**Entries shown**
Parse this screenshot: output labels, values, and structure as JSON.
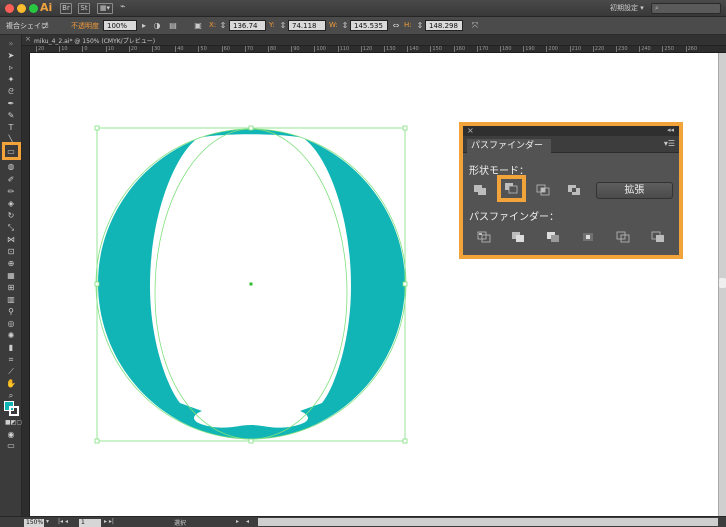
{
  "titlebar": {
    "app_logo": "Ai",
    "workspace": "初期設定",
    "search_placeholder": "",
    "icons": [
      "bridge-icon",
      "stock-icon",
      "arrange-documents-icon",
      "gpu-icon"
    ]
  },
  "controlbar": {
    "object_type": "複合シェイプ",
    "opacity_label": "不透明度",
    "opacity_value": "100%",
    "x_label": "X:",
    "x_value": "136.74 mm",
    "y_label": "Y:",
    "y_value": "74.118 mm",
    "w_label": "W:",
    "w_value": "145.535 mm",
    "h_label": "H:",
    "h_value": "148.298 mm"
  },
  "document": {
    "tab_title": "miku_4_2.ai* @ 150% (CMYK/プレビュー)",
    "ruler_ticks": [
      "20",
      "10",
      "0",
      "10",
      "20",
      "30",
      "40",
      "50",
      "60",
      "70",
      "80",
      "90",
      "100",
      "110",
      "120",
      "130",
      "140",
      "150",
      "160",
      "170",
      "180",
      "190",
      "200",
      "210",
      "220",
      "230",
      "240",
      "250",
      "260"
    ]
  },
  "statusbar": {
    "zoom": "150%",
    "page": "1",
    "tool_status": "選択"
  },
  "pathfinder": {
    "tab_label": "パスファインダー",
    "shape_modes_label": "形状モード：",
    "expand_label": "拡張",
    "pathfinders_label": "パスファインダー：",
    "shape_mode_buttons": [
      "unite-icon",
      "minus-front-icon",
      "intersect-icon",
      "exclude-icon"
    ],
    "pathfinder_buttons": [
      "divide-icon",
      "trim-icon",
      "merge-icon",
      "crop-icon",
      "outline-icon",
      "minus-back-icon"
    ],
    "highlighted_button": "minus-front-icon"
  },
  "artwork": {
    "fill_color": "#12b5b5",
    "selection_color": "#7fe07f",
    "highlight_color": "#f2a33a"
  }
}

**Task instructions**
Count the lines above that contain the word "パスファインダー", and reply with only that number.

**Answer to the problem**
2